--- TASK DETAILS ---
Go through the material and write it all out exactly, minus the pictures.
━━━━━━━━
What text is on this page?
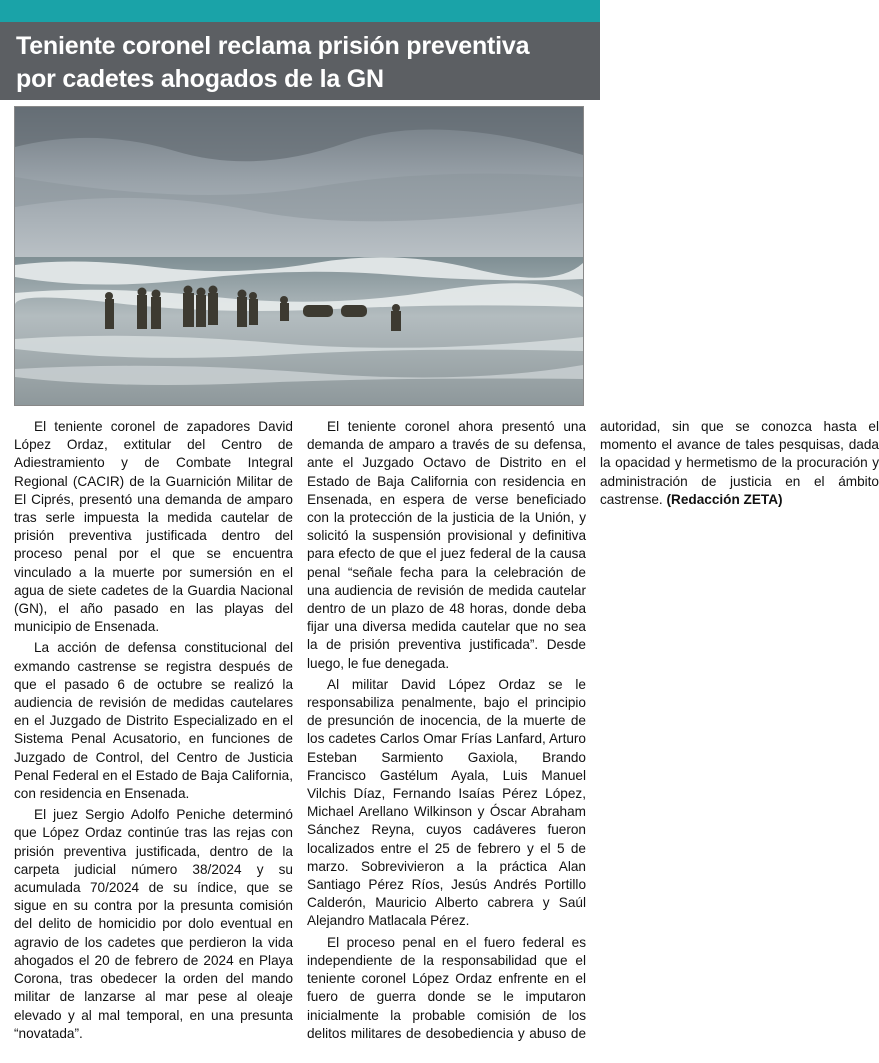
Teniente coronel reclama prisión preventiva
por cadetes ahogados de la GN

El teniente coronel de zapadores David López Ordaz, extitular del Centro de Adiestramiento y de Combate Integral Regional (CACIR) de la Guarnición Militar de El Ciprés, presentó una demanda de amparo tras serle impuesta la medida cautelar de prisión preventiva justificada dentro del proceso penal por el que se encuentra vinculado a la muerte por sumersión en el agua de siete cadetes de la Guardia Nacional (GN), el año pasado en las playas del municipio de Ensenada.

La acción de defensa constitucional del exmando castrense se registra después de que el pasado 6 de octubre se realizó la audiencia de revisión de medidas cautelares en el Juzgado de Distrito Especializado en el Sistema Penal Acusatorio, en funciones de Juzgado de Control, del Centro de Justicia Penal Federal en el Estado de Baja California, con residencia en Ensenada.

El juez Sergio Adolfo Peniche determinó que López Ordaz continúe tras las rejas con prisión preventiva justificada, dentro de la carpeta judicial número 38/2024 y su acumulada 70/2024 de su índice, que se sigue en su contra por la presunta comisión del delito de homicidio por dolo eventual en agravio de los cadetes que perdieron la vida ahogados el 20 de febrero de 2024 en Playa Corona, tras obedecer la orden del mando militar de lanzarse al mar pese al oleaje elevado y al mal temporal, en una presunta “novatada”.

El teniente coronel ahora presentó una demanda de amparo a través de su defensa, ante el Juzgado Octavo de Distrito en el Estado de Baja California con residencia en Ensenada, en espera de verse beneficiado con la protección de la justicia de la Unión, y solicitó la suspensión provisional y definitiva para efecto de que el juez federal de la causa penal “señale fecha para la celebración de una audiencia de revisión de medida cautelar dentro de un plazo de 48 horas, donde deba fijar una diversa medida cautelar que no sea la de prisión preventiva justificada”. Desde luego, le fue denegada.

Al militar David López Ordaz se le responsabiliza penalmente, bajo el principio de presunción de inocencia, de la muerte de los cadetes Carlos Omar Frías Lanfard, Arturo Esteban Sarmiento Gaxiola, Brando Francisco Gastélum Ayala, Luis Manuel Vilchis Díaz, Fernando Isaías Pérez López, Michael Arellano Wilkinson y Óscar Abraham Sánchez Reyna, cuyos cadáveres fueron localizados entre el 25 de febrero y el 5 de marzo. Sobrevivieron a la práctica Alan Santiago Pérez Ríos, Jesús Andrés Portillo Calderón, Mauricio Alberto cabrera y Saúl Alejandro Matlacala Pérez.

El proceso penal en el fuero federal es independiente de la responsabilidad que el teniente coronel López Ordaz enfrente en el fuero de guerra donde se le imputaron inicialmente la probable comisión de los delitos militares de desobediencia y abuso de autoridad, sin que se conozca hasta el momento el avance de tales pesquisas, dada la opacidad y hermetismo de la procuración y administración de justicia en el ámbito castrense. (Redacción ZETA)
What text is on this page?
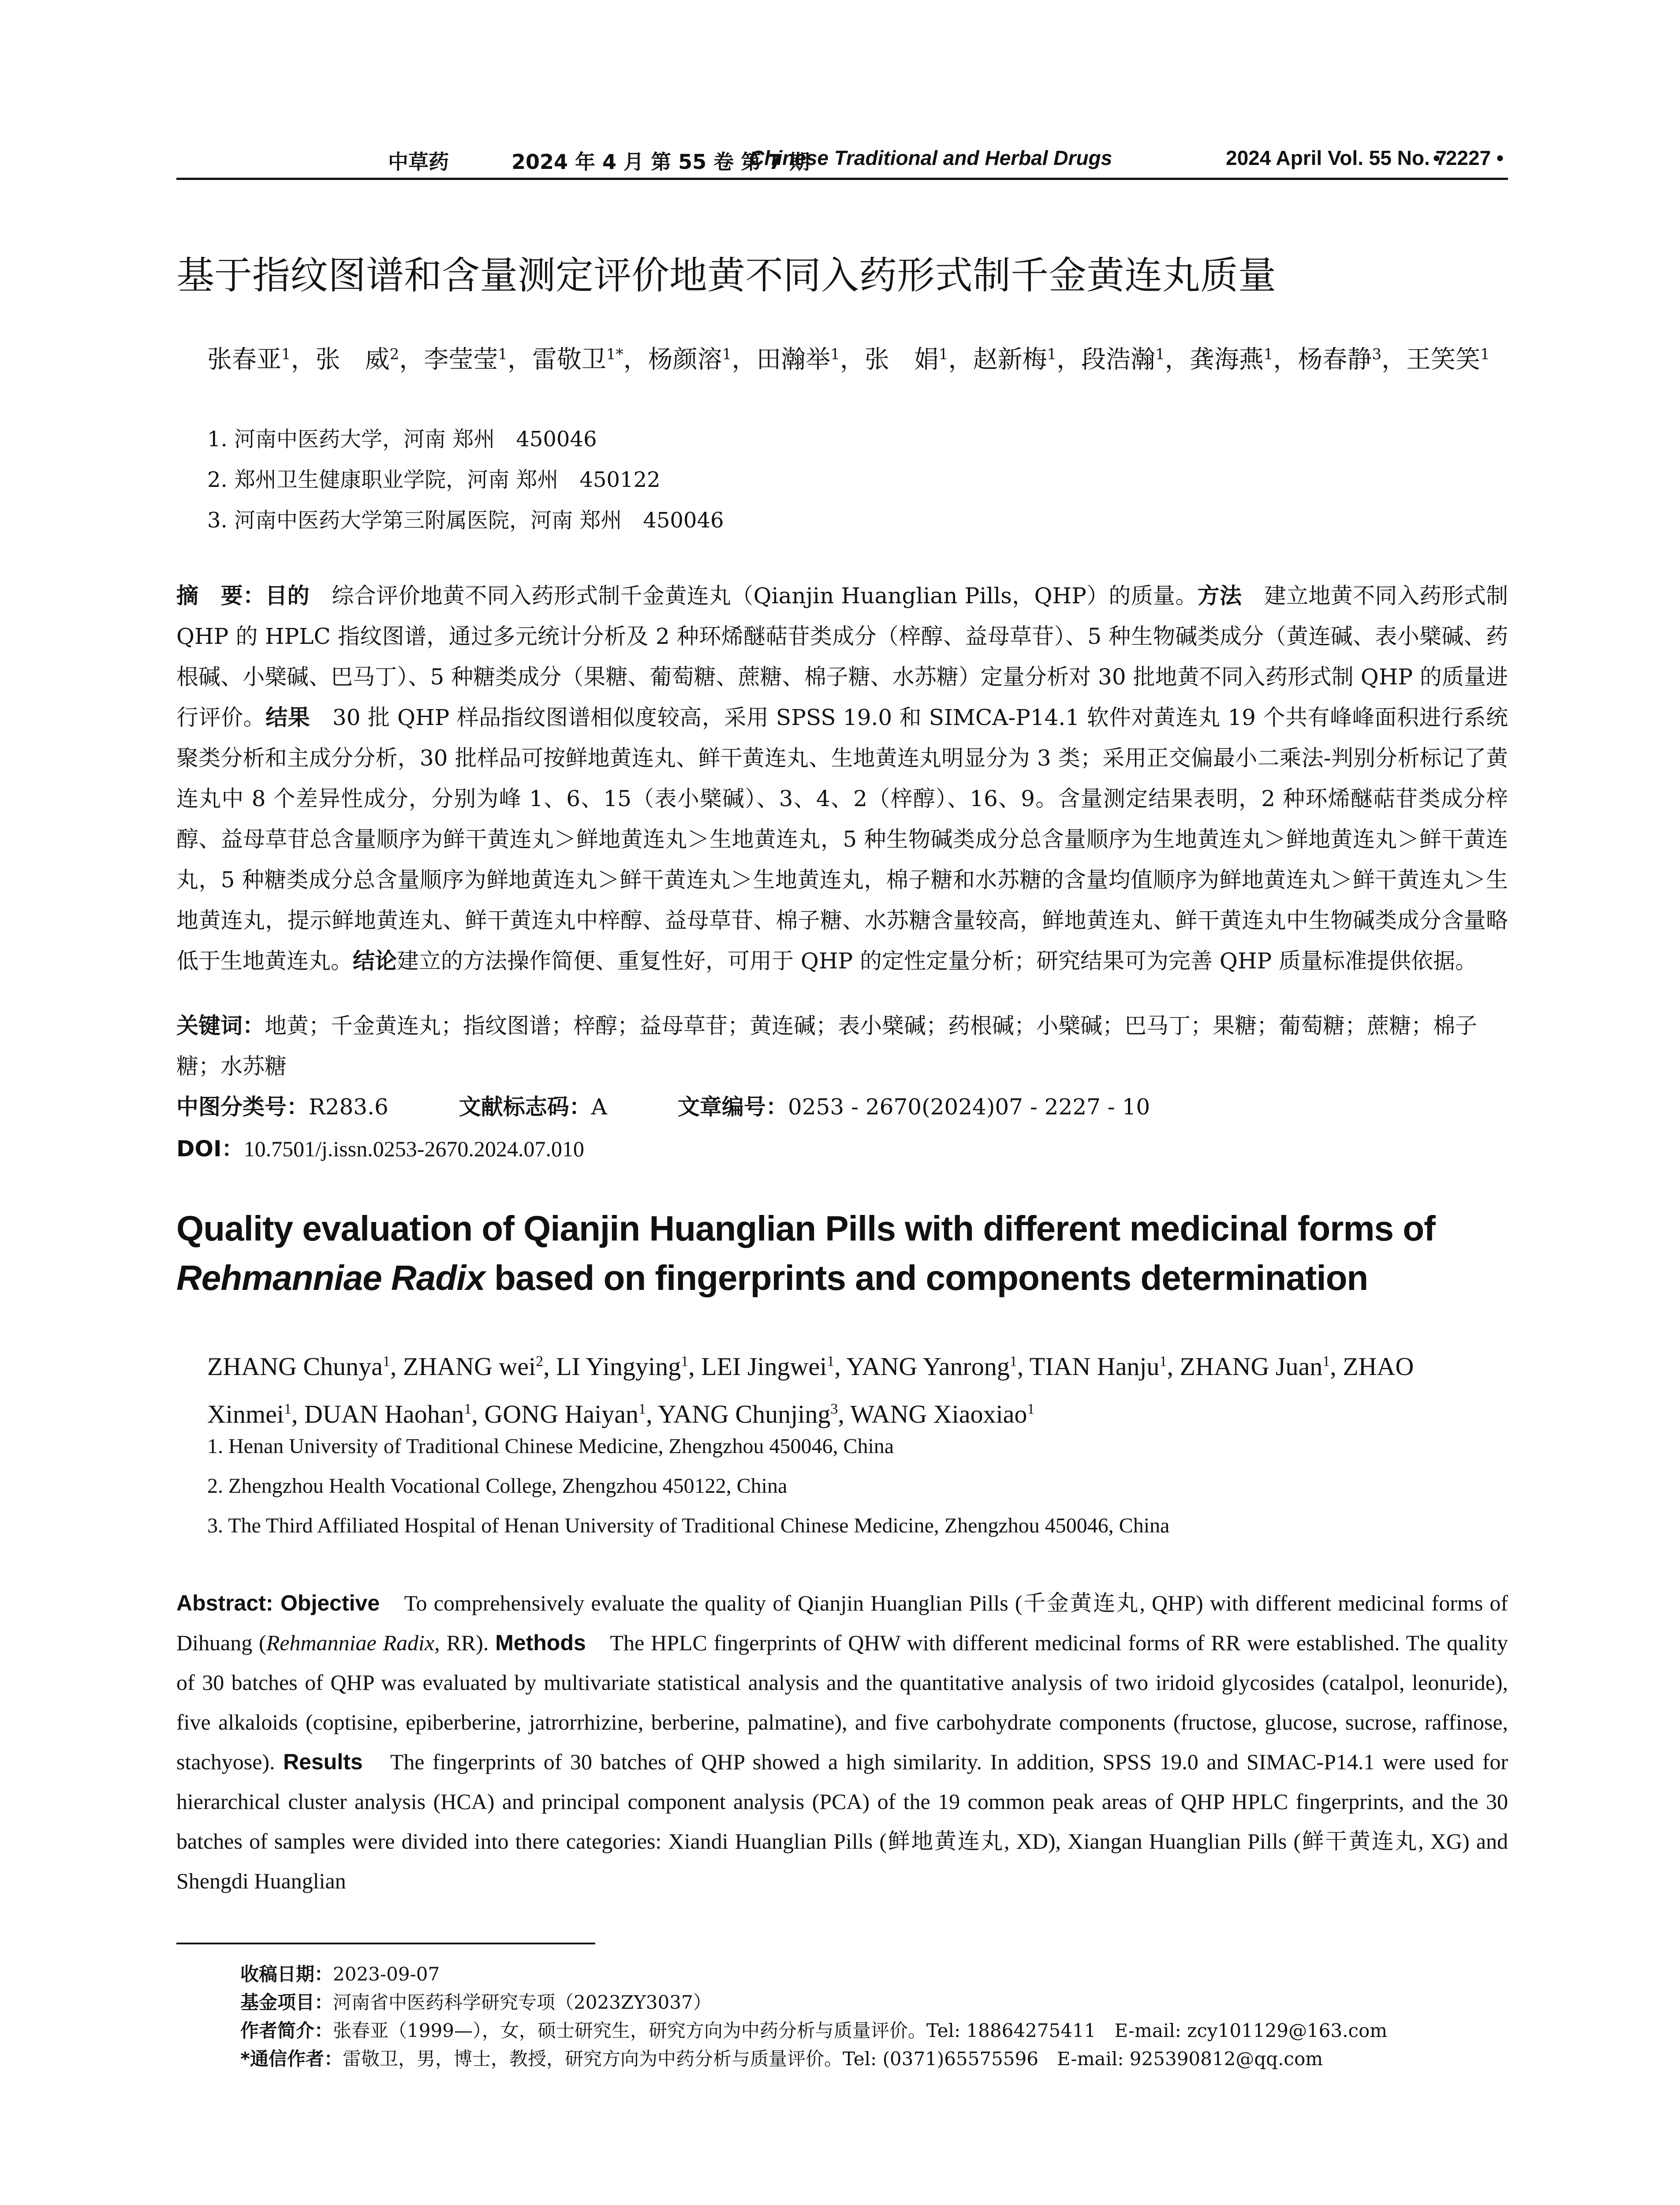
中草药	2024 年 4 月 第 55 卷 第 7 期
Chinese Traditional and Herbal Drugs	2024 April Vol. 55 No. 7
• 2227 •
基于指纹图谱和含量测定评价地黄不同入药形式制千金黄连丸质量
张春亚$^1$，张　威$^2$，李莹莹$^1$，雷敬卫$^{1*}$，杨颜溶$^1$，田瀚举$^1$，张　娟$^1$，赵新梅$^1$，段浩瀚$^1$，龚海燕$^1$，杨春静$^3$，王笑笑$^1$
1. 河南中医药大学，河南 郑州　450046
2. 郑州卫生健康职业学院，河南 郑州　450122
3. 河南中医药大学第三附属医院，河南 郑州　450046
摘　要：目的　综合评价地黄不同入药形式制千金黄连丸（Qianjin Huanglian Pills，QHP）的质量。方法　建立地黄不同入药形式制 QHP 的 HPLC 指纹图谱，通过多元统计分析及 2 种环烯醚萜苷类成分（梓醇、益母草苷）、5 种生物碱类成分（黄连碱、表小檗碱、药根碱、小檗碱、巴马丁）、5 种糖类成分（果糖、葡萄糖、蔗糖、棉子糖、水苏糖）定量分析对 30 批地黄不同入药形式制 QHP 的质量进行评价。结果　30 批 QHP 样品指纹图谱相似度较高，采用 SPSS 19.0 和 SIMCA-P14.1 软件对黄连丸 19 个共有峰峰面积进行系统聚类分析和主成分分析，30 批样品可按鲜地黄连丸、鲜干黄连丸、生地黄连丸明显分为 3 类；采用正交偏最小二乘法-判别分析标记了黄连丸中 8 个差异性成分，分别为峰 1、6、15（表小檗碱）、3、4、2（梓醇）、16、9。含量测定结果表明，2 种环烯醚萜苷类成分梓醇、益母草苷总含量顺序为鲜干黄连丸＞鲜地黄连丸＞生地黄连丸，5 种生物碱类成分总含量顺序为生地黄连丸＞鲜地黄连丸＞鲜干黄连丸，5 种糖类成分总含量顺序为鲜地黄连丸＞鲜干黄连丸＞生地黄连丸，棉子糖和水苏糖的含量均值顺序为鲜地黄连丸＞鲜干黄连丸＞生地黄连丸，提示鲜地黄连丸、鲜干黄连丸中梓醇、益母草苷、棉子糖、水苏糖含量较高，鲜地黄连丸、鲜干黄连丸中生物碱类成分含量略低于生地黄连丸。结论建立的方法操作简便、重复性好，可用于 QHP 的定性定量分析；研究结果可为完善 QHP 质量标准提供依据。
关键词：地黄；千金黄连丸；指纹图谱；梓醇；益母草苷；黄连碱；表小檗碱；药根碱；小檗碱；巴马丁；果糖；葡萄糖；蔗糖；棉子糖；水苏糖
中图分类号：R283.6	文献标志码：A	文章编号：0253 - 2670(2024)07 - 2227 - 10
DOI：10.7501/j.issn.0253-2670.2024.07.010
Quality evaluation of Qianjin Huanglian Pills with different medicinal forms of Rehmanniae Radix based on fingerprints and components determination
ZHANG Chunya$^1$, ZHANG wei$^2$, LI Yingying$^1$, LEI Jingwei$^1$, YANG Yanrong$^1$, TIAN Hanju$^1$, ZHANG Juan$^1$, ZHAO Xinmei$^1$, DUAN Haohan$^1$, GONG Haiyan$^1$, YANG Chunjing$^3$, WANG Xiaoxiao$^1$
1. Henan University of Traditional Chinese Medicine, Zhengzhou 450046, China
2. Zhengzhou Health Vocational College, Zhengzhou 450122, China
3. The Third Affiliated Hospital of Henan University of Traditional Chinese Medicine, Zhengzhou 450046, China
Abstract: Objective　To comprehensively evaluate the quality of Qianjin Huanglian Pills (千金黄连丸, QHP) with different medicinal forms of Dihuang (Rehmanniae Radix, RR). Methods　The HPLC fingerprints of QHW with different medicinal forms of RR were established. The quality of 30 batches of QHP was evaluated by multivariate statistical analysis and the quantitative analysis of two iridoid glycosides (catalpol, leonuride), five alkaloids (coptisine, epiberberine, jatrorrhizine, berberine, palmatine), and five carbohydrate components (fructose, glucose, sucrose, raffinose, stachyose). Results　The fingerprints of 30 batches of QHP showed a high similarity. In addition, SPSS 19.0 and SIMAC-P14.1 were used for hierarchical cluster analysis (HCA) and principal component analysis (PCA) of the 19 common peak areas of QHP HPLC fingerprints, and the 30 batches of samples were divided into there categories: Xiandi Huanglian Pills (鲜地黄连丸, XD), Xiangan Huanglian Pills (鲜干黄连丸, XG) and Shengdi Huanglian
收稿日期：2023-09-07
基金项目：河南省中医药科学研究专项（2023ZY3037）
作者简介：张春亚（1999—），女，硕士研究生，研究方向为中药分析与质量评价。Tel: 18864275411　E-mail: zcy101129@163.com
*通信作者：雷敬卫，男，博士，教授，研究方向为中药分析与质量评价。Tel: (0371)65575596　E-mail: 925390812@qq.com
━━━━━━━━
--- SOLUTION TO THIS PROBLEM ---
What text is on this page?
Teniente coronel reclama prisión preventiva
por cadetes ahogados de la GN

El teniente coronel de zapadores David López Ordaz, extitular del Centro de Adiestramiento y de Combate Integral Regional (CACIR) de la Guarnición Militar de El Ciprés, presentó una demanda de amparo tras serle impuesta la medida cautelar de prisión preventiva justificada dentro del proceso penal por el que se encuentra vinculado a la muerte por sumersión en el agua de siete cadetes de la Guardia Nacional (GN), el año pasado en las playas del municipio de Ensenada.

La acción de defensa constitucional del exmando castrense se registra después de que el pasado 6 de octubre se realizó la audiencia de revisión de medidas cautelares en el Juzgado de Distrito Especializado en el Sistema Penal Acusatorio, en funciones de Juzgado de Control, del Centro de Justicia Penal Federal en el Estado de Baja California, con residencia en Ensenada.

El juez Sergio Adolfo Peniche determinó que López Ordaz continúe tras las rejas con prisión preventiva justificada, dentro de la carpeta judicial número 38/2024 y su acumulada 70/2024 de su índice, que se sigue en su contra por la presunta comisión del delito de homicidio por dolo eventual en agravio de los cadetes que perdieron la vida ahogados el 20 de febrero de 2024 en Playa Corona, tras obedecer la orden del mando militar de lanzarse al mar pese al oleaje elevado y al mal temporal, en una presunta “novatada”.

El teniente coronel ahora presentó una demanda de amparo a través de su defensa, ante el Juzgado Octavo de Distrito en el Estado de Baja California con residencia en Ensenada, en espera de verse beneficiado con la protección de la justicia de la Unión, y solicitó la suspensión provisional y definitiva para efecto de que el juez federal de la causa penal “señale fecha para la celebración de una audiencia de revisión de medida cautelar dentro de un plazo de 48 horas, donde deba fijar una diversa medida cautelar que no sea la de prisión preventiva justificada”. Desde luego, le fue denegada.

Al militar David López Ordaz se le responsabiliza penalmente, bajo el principio de presunción de inocencia, de la muerte de los cadetes Carlos Omar Frías Lanfard, Arturo Esteban Sarmiento Gaxiola, Brando Francisco Gastélum Ayala, Luis Manuel Vilchis Díaz, Fernando Isaías Pérez López, Michael Arellano Wilkinson y Óscar Abraham Sánchez Reyna, cuyos cadáveres fueron localizados entre el 25 de febrero y el 5 de marzo. Sobrevivieron a la práctica Alan Santiago Pérez Ríos, Jesús Andrés Portillo Calderón, Mauricio Alberto cabrera y Saúl Alejandro Matlacala Pérez.

El proceso penal en el fuero federal es independiente de la responsabilidad que el teniente coronel López Ordaz enfrente en el fuero de guerra donde se le imputaron inicialmente la probable comisión de los delitos militares de desobediencia y abuso de autoridad, sin que se conozca hasta el momento el avance de tales pesquisas, dada la opacidad y hermetismo de la procuración y administración de justicia en el ámbito castrense. (Redacción ZETA)
What text is on this page?
中草药	2024 年 4 月 第 55 卷 第 7 期
Chinese Traditional and Herbal Drugs	2024 April Vol. 55 No. 7
• 2227 •
基于指纹图谱和含量测定评价地黄不同入药形式制千金黄连丸质量
张春亚$^1$，张　威$^2$，李莹莹$^1$，雷敬卫$^{1*}$，杨颜溶$^1$，田瀚举$^1$，张　娟$^1$，赵新梅$^1$，段浩瀚$^1$，龚海燕$^1$，杨春静$^3$，王笑笑$^1$
1. 河南中医药大学，河南 郑州　450046
2. 郑州卫生健康职业学院，河南 郑州　450122
3. 河南中医药大学第三附属医院，河南 郑州　450046
摘　要：目的　综合评价地黄不同入药形式制千金黄连丸（Qianjin Huanglian Pills，QHP）的质量。方法　建立地黄不同入药形式制 QHP 的 HPLC 指纹图谱，通过多元统计分析及 2 种环烯醚萜苷类成分（梓醇、益母草苷）、5 种生物碱类成分（黄连碱、表小檗碱、药根碱、小檗碱、巴马丁）、5 种糖类成分（果糖、葡萄糖、蔗糖、棉子糖、水苏糖）定量分析对 30 批地黄不同入药形式制 QHP 的质量进行评价。结果　30 批 QHP 样品指纹图谱相似度较高，采用 SPSS 19.0 和 SIMCA-P14.1 软件对黄连丸 19 个共有峰峰面积进行系统聚类分析和主成分分析，30 批样品可按鲜地黄连丸、鲜干黄连丸、生地黄连丸明显分为 3 类；采用正交偏最小二乘法-判别分析标记了黄连丸中 8 个差异性成分，分别为峰 1、6、15（表小檗碱）、3、4、2（梓醇）、16、9。含量测定结果表明，2 种环烯醚萜苷类成分梓醇、益母草苷总含量顺序为鲜干黄连丸＞鲜地黄连丸＞生地黄连丸，5 种生物碱类成分总含量顺序为生地黄连丸＞鲜地黄连丸＞鲜干黄连丸，5 种糖类成分总含量顺序为鲜地黄连丸＞鲜干黄连丸＞生地黄连丸，棉子糖和水苏糖的含量均值顺序为鲜地黄连丸＞鲜干黄连丸＞生地黄连丸，提示鲜地黄连丸、鲜干黄连丸中梓醇、益母草苷、棉子糖、水苏糖含量较高，鲜地黄连丸、鲜干黄连丸中生物碱类成分含量略低于生地黄连丸。结论建立的方法操作简便、重复性好，可用于 QHP 的定性定量分析；研究结果可为完善 QHP 质量标准提供依据。
关键词：地黄；千金黄连丸；指纹图谱；梓醇；益母草苷；黄连碱；表小檗碱；药根碱；小檗碱；巴马丁；果糖；葡萄糖；蔗糖；棉子糖；水苏糖
中图分类号：R283.6	文献标志码：A	文章编号：0253 - 2670(2024)07 - 2227 - 10
DOI：10.7501/j.issn.0253-2670.2024.07.010
Quality evaluation of Qianjin Huanglian Pills with different medicinal forms of Rehmanniae Radix based on fingerprints and components determination
ZHANG Chunya$^1$, ZHANG wei$^2$, LI Yingying$^1$, LEI Jingwei$^1$, YANG Yanrong$^1$, TIAN Hanju$^1$, ZHANG Juan$^1$, ZHAO Xinmei$^1$, DUAN Haohan$^1$, GONG Haiyan$^1$, YANG Chunjing$^3$, WANG Xiaoxiao$^1$
1. Henan University of Traditional Chinese Medicine, Zhengzhou 450046, China
2. Zhengzhou Health Vocational College, Zhengzhou 450122, China
3. The Third Affiliated Hospital of Henan University of Traditional Chinese Medicine, Zhengzhou 450046, China
Abstract: Objective　To comprehensively evaluate the quality of Qianjin Huanglian Pills (千金黄连丸, QHP) with different medicinal forms of Dihuang (Rehmanniae Radix, RR). Methods　The HPLC fingerprints of QHW with different medicinal forms of RR were established. The quality of 30 batches of QHP was evaluated by multivariate statistical analysis and the quantitative analysis of two iridoid glycosides (catalpol, leonuride), five alkaloids (coptisine, epiberberine, jatrorrhizine, berberine, palmatine), and five carbohydrate components (fructose, glucose, sucrose, raffinose, stachyose). Results　The fingerprints of 30 batches of QHP showed a high similarity. In addition, SPSS 19.0 and SIMAC-P14.1 were used for hierarchical cluster analysis (HCA) and principal component analysis (PCA) of the 19 common peak areas of QHP HPLC fingerprints, and the 30 batches of samples were divided into there categories: Xiandi Huanglian Pills (鲜地黄连丸, XD), Xiangan Huanglian Pills (鲜干黄连丸, XG) and Shengdi Huanglian
收稿日期：2023-09-07
基金项目：河南省中医药科学研究专项（2023ZY3037）
作者简介：张春亚（1999—），女，硕士研究生，研究方向为中药分析与质量评价。Tel: 18864275411　E-mail: zcy101129@163.com
*通信作者：雷敬卫，男，博士，教授，研究方向为中药分析与质量评价。Tel: (0371)65575596　E-mail: 925390812@qq.com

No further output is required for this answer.